Task goal:
Extract the full listing below without altering a single character.

Data:
☆ ☆ ☆
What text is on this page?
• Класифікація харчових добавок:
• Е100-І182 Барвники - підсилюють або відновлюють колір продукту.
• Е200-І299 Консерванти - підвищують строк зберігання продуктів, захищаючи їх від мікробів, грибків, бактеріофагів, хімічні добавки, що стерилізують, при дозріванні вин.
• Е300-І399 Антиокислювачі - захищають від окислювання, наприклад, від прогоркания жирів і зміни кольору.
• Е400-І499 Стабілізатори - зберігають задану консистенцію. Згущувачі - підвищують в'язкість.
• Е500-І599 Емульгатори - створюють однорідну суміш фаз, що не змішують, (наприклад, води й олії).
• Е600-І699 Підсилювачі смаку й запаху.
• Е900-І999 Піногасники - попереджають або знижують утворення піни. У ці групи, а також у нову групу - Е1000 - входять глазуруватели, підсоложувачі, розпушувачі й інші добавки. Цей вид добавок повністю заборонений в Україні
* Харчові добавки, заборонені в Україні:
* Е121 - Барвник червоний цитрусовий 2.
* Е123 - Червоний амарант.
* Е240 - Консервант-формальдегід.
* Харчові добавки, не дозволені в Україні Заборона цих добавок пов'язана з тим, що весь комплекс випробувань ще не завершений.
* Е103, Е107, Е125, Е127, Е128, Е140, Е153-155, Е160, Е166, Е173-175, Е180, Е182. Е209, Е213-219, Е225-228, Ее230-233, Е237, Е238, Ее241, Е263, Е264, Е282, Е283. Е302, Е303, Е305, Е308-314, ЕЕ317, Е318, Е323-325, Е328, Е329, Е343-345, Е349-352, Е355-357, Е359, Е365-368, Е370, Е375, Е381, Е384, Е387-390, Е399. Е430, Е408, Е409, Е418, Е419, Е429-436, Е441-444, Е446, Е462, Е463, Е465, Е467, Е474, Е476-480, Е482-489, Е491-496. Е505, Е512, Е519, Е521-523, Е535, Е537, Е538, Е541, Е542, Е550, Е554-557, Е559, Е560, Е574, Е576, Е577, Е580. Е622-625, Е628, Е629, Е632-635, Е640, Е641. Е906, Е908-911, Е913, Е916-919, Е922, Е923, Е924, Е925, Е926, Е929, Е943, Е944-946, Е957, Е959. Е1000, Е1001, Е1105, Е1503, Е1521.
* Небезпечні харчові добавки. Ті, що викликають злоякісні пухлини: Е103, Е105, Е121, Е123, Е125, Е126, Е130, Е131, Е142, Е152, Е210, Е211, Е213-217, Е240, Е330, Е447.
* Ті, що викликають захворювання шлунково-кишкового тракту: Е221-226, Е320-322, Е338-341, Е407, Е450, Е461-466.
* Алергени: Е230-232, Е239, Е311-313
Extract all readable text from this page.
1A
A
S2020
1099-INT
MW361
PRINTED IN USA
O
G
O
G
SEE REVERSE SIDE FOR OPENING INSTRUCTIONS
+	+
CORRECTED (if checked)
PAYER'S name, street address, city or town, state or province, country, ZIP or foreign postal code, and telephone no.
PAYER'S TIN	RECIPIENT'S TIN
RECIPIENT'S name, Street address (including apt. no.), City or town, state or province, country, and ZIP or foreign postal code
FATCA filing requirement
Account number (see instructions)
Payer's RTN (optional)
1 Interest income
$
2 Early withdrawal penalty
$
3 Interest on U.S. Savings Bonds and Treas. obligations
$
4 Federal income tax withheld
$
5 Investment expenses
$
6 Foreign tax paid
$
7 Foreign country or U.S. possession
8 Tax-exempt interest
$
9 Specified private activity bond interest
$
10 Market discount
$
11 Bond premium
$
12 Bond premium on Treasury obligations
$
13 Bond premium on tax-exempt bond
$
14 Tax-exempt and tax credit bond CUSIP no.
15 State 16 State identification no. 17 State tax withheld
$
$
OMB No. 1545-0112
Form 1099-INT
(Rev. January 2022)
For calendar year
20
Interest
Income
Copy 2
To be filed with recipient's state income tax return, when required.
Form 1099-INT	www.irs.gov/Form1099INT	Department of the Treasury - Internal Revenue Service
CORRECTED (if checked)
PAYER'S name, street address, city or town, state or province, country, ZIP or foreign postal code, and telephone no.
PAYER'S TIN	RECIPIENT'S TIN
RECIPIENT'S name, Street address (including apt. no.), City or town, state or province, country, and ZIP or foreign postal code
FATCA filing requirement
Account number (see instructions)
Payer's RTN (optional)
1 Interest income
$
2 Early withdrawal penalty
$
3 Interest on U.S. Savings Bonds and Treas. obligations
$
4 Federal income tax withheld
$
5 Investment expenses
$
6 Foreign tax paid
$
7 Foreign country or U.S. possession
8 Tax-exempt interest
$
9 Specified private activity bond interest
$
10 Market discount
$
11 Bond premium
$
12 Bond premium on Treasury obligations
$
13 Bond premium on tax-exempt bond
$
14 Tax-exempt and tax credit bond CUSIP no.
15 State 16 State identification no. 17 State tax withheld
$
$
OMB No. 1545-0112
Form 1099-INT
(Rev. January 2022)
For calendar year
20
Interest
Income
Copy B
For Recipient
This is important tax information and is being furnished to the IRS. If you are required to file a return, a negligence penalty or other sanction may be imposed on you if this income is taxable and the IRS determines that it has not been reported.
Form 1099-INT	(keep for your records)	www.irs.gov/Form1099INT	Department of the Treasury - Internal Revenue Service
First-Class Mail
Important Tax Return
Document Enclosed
☆ ☆ ☆
Result:
What text is on this page?
• Класифікація харчових добавок:
• Е100-І182 Барвники - підсилюють або відновлюють колір продукту.
• Е200-І299 Консерванти - підвищують строк зберігання продуктів, захищаючи їх від мікробів, грибків, бактеріофагів, хімічні добавки, що стерилізують, при дозріванні вин.
• Е300-І399 Антиокислювачі - захищають від окислювання, наприклад, від прогоркания жирів і зміни кольору.
• Е400-І499 Стабілізатори - зберігають задану консистенцію. Згущувачі - підвищують в'язкість.
• Е500-І599 Емульгатори - створюють однорідну суміш фаз, що не змішують, (наприклад, води й олії).
• Е600-І699 Підсилювачі смаку й запаху.
• Е900-І999 Піногасники - попереджають або знижують утворення піни. У ці групи, а також у нову групу - Е1000 - входять глазуруватели, підсоложувачі, розпушувачі й інші добавки. Цей вид добавок повністю заборонений в Україні
* Харчові добавки, заборонені в Україні:
* Е121 - Барвник червоний цитрусовий 2.
* Е123 - Червоний амарант.
* Е240 - Консервант-формальдегід.
* Харчові добавки, не дозволені в Україні Заборона цих добавок пов'язана з тим, що весь комплекс випробувань ще не завершений.
* Е103, Е107, Е125, Е127, Е128, Е140, Е153-155, Е160, Е166, Е173-175, Е180, Е182. Е209, Е213-219, Е225-228, Ее230-233, Е237, Е238, Ее241, Е263, Е264, Е282, Е283. Е302, Е303, Е305, Е308-314, ЕЕ317, Е318, Е323-325, Е328, Е329, Е343-345, Е349-352, Е355-357, Е359, Е365-368, Е370, Е375, Е381, Е384, Е387-390, Е399. Е430, Е408, Е409, Е418, Е419, Е429-436, Е441-444, Е446, Е462, Е463, Е465, Е467, Е474, Е476-480, Е482-489, Е491-496. Е505, Е512, Е519, Е521-523, Е535, Е537, Е538, Е541, Е542, Е550, Е554-557, Е559, Е560, Е574, Е576, Е577, Е580. Е622-625, Е628, Е629, Е632-635, Е640, Е641. Е906, Е908-911, Е913, Е916-919, Е922, Е923, Е924, Е925, Е926, Е929, Е943, Е944-946, Е957, Е959. Е1000, Е1001, Е1105, Е1503, Е1521.
* Небезпечні харчові добавки. Ті, що викликають злоякісні пухлини: Е103, Е105, Е121, Е123, Е125, Е126, Е130, Е131, Е142, Е152, Е210, Е211, Е213-217, Е240, Е330, Е447.
* Ті, що викликають захворювання шлунково-кишкового тракту: Е221-226, Е320-322, Е338-341, Е407, Е450, Е461-466.
* Алергени: Е230-232, Е239, Е311-313
Extract all readable text from this page.
1A
A
S2020
1099-INT
MW361
PRINTED IN USA
O
G
O
G
SEE REVERSE SIDE FOR OPENING INSTRUCTIONS
+	+
CORRECTED (if checked)
PAYER'S name, street address, city or town, state or province, country, ZIP or foreign postal code, and telephone no.
PAYER'S TIN	RECIPIENT'S TIN
RECIPIENT'S name, Street address (including apt. no.), City or town, state or province, country, and ZIP or foreign postal code
FATCA filing requirement
Account number (see instructions)
Payer's RTN (optional)
1 Interest income
$
2 Early withdrawal penalty
$
3 Interest on U.S. Savings Bonds and Treas. obligations
$
4 Federal income tax withheld
$
5 Investment expenses
$
6 Foreign tax paid
$
7 Foreign country or U.S. possession
8 Tax-exempt interest
$
9 Specified private activity bond interest
$
10 Market discount
$
11 Bond premium
$
12 Bond premium on Treasury obligations
$
13 Bond premium on tax-exempt bond
$
14 Tax-exempt and tax credit bond CUSIP no.
15 State 16 State identification no. 17 State tax withheld
$
$
OMB No. 1545-0112
Form 1099-INT
(Rev. January 2022)
For calendar year
20
Interest
Income
Copy 2
To be filed with recipient's state income tax return, when required.
Form 1099-INT	www.irs.gov/Form1099INT	Department of the Treasury - Internal Revenue Service
CORRECTED (if checked)
PAYER'S name, street address, city or town, state or province, country, ZIP or foreign postal code, and telephone no.
PAYER'S TIN	RECIPIENT'S TIN
RECIPIENT'S name, Street address (including apt. no.), City or town, state or province, country, and ZIP or foreign postal code
FATCA filing requirement
Account number (see instructions)
Payer's RTN (optional)
1 Interest income
$
2 Early withdrawal penalty
$
3 Interest on U.S. Savings Bonds and Treas. obligations
$
4 Federal income tax withheld
$
5 Investment expenses
$
6 Foreign tax paid
$
7 Foreign country or U.S. possession
8 Tax-exempt interest
$
9 Specified private activity bond interest
$
10 Market discount
$
11 Bond premium
$
12 Bond premium on Treasury obligations
$
13 Bond premium on tax-exempt bond
$
14 Tax-exempt and tax credit bond CUSIP no.
15 State 16 State identification no. 17 State tax withheld
$
$
OMB No. 1545-0112
Form 1099-INT
(Rev. January 2022)
For calendar year
20
Interest
Income
Copy B
For Recipient
This is important tax information and is being furnished to the IRS. If you are required to file a return, a negligence penalty or other sanction may be imposed on you if this income is taxable and the IRS determines that it has not been reported.
Form 1099-INT	(keep for your records)	www.irs.gov/Form1099INT	Department of the Treasury - Internal Revenue Service
First-Class Mail
Important Tax Return
Document Enclosed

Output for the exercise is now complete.